**Problem to solve:**
Exactly as given, repeat all of the entries.

**Task material:**
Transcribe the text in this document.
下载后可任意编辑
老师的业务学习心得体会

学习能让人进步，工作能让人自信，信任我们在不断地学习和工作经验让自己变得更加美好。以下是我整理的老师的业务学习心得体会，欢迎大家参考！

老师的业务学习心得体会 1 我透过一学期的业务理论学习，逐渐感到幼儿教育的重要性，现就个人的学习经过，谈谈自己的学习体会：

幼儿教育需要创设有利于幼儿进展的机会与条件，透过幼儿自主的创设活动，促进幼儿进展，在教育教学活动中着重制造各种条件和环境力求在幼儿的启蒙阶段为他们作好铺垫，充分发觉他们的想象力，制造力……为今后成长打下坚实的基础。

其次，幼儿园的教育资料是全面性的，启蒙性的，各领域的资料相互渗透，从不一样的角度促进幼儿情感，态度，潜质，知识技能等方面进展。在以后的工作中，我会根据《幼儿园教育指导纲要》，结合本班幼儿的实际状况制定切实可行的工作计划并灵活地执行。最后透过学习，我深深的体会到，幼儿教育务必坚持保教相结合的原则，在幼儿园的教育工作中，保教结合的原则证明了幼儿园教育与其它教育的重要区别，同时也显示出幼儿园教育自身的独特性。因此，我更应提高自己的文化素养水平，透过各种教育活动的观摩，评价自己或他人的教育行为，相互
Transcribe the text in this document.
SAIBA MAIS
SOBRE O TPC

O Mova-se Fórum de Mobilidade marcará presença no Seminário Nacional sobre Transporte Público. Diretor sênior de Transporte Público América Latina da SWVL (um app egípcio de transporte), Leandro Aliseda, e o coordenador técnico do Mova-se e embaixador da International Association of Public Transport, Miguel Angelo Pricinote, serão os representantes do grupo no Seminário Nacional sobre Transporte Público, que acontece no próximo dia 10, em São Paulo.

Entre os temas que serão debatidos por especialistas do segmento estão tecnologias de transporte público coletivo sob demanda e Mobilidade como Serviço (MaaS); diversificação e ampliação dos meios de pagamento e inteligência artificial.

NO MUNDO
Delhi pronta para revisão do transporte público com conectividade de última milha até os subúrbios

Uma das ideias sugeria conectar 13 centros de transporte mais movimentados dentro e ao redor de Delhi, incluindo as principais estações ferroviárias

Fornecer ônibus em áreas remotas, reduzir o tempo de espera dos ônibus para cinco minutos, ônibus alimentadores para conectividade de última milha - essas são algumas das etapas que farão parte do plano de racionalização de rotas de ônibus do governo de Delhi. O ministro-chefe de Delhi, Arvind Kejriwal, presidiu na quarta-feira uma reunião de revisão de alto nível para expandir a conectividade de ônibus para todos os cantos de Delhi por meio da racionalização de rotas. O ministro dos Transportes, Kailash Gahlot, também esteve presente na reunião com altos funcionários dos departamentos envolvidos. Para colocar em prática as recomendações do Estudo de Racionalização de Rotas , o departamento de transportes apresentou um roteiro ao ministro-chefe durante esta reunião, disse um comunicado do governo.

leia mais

**Answer for this exercise:**
Transcribe the text in this document.
下载后可任意编辑
老师的业务学习心得体会

学习能让人进步，工作能让人自信，信任我们在不断地学习和工作经验让自己变得更加美好。以下是我整理的老师的业务学习心得体会，欢迎大家参考！

老师的业务学习心得体会 1 我透过一学期的业务理论学习，逐渐感到幼儿教育的重要性，现就个人的学习经过，谈谈自己的学习体会：

幼儿教育需要创设有利于幼儿进展的机会与条件，透过幼儿自主的创设活动，促进幼儿进展，在教育教学活动中着重制造各种条件和环境力求在幼儿的启蒙阶段为他们作好铺垫，充分发觉他们的想象力，制造力……为今后成长打下坚实的基础。

其次，幼儿园的教育资料是全面性的，启蒙性的，各领域的资料相互渗透，从不一样的角度促进幼儿情感，态度，潜质，知识技能等方面进展。在以后的工作中，我会根据《幼儿园教育指导纲要》，结合本班幼儿的实际状况制定切实可行的工作计划并灵活地执行。最后透过学习，我深深的体会到，幼儿教育务必坚持保教相结合的原则，在幼儿园的教育工作中，保教结合的原则证明了幼儿园教育与其它教育的重要区别，同时也显示出幼儿园教育自身的独特性。因此，我更应提高自己的文化素养水平，透过各种教育活动的观摩，评价自己或他人的教育行为，相互
Transcribe the text in this document.
SAIBA MAIS
SOBRE O TPC

O Mova-se Fórum de Mobilidade marcará presença no Seminário Nacional sobre Transporte Público. Diretor sênior de Transporte Público América Latina da SWVL (um app egípcio de transporte), Leandro Aliseda, e o coordenador técnico do Mova-se e embaixador da International Association of Public Transport, Miguel Angelo Pricinote, serão os representantes do grupo no Seminário Nacional sobre Transporte Público, que acontece no próximo dia 10, em São Paulo.

Entre os temas que serão debatidos por especialistas do segmento estão tecnologias de transporte público coletivo sob demanda e Mobilidade como Serviço (MaaS); diversificação e ampliação dos meios de pagamento e inteligência artificial.

NO MUNDO
Delhi pronta para revisão do transporte público com conectividade de última milha até os subúrbios

Uma das ideias sugeria conectar 13 centros de transporte mais movimentados dentro e ao redor de Delhi, incluindo as principais estações ferroviárias

Fornecer ônibus em áreas remotas, reduzir o tempo de espera dos ônibus para cinco minutos, ônibus alimentadores para conectividade de última milha - essas são algumas das etapas que farão parte do plano de racionalização de rotas de ônibus do governo de Delhi. O ministro-chefe de Delhi, Arvind Kejriwal, presidiu na quarta-feira uma reunião de revisão de alto nível para expandir a conectividade de ônibus para todos os cantos de Delhi por meio da racionalização de rotas. O ministro dos Transportes, Kailash Gahlot, também esteve presente na reunião com altos funcionários dos departamentos envolvidos. Para colocar em prática as recomendações do Estudo de Racionalização de Rotas , o departamento de transportes apresentou um roteiro ao ministro-chefe durante esta reunião, disse um comunicado do governo.

leia mais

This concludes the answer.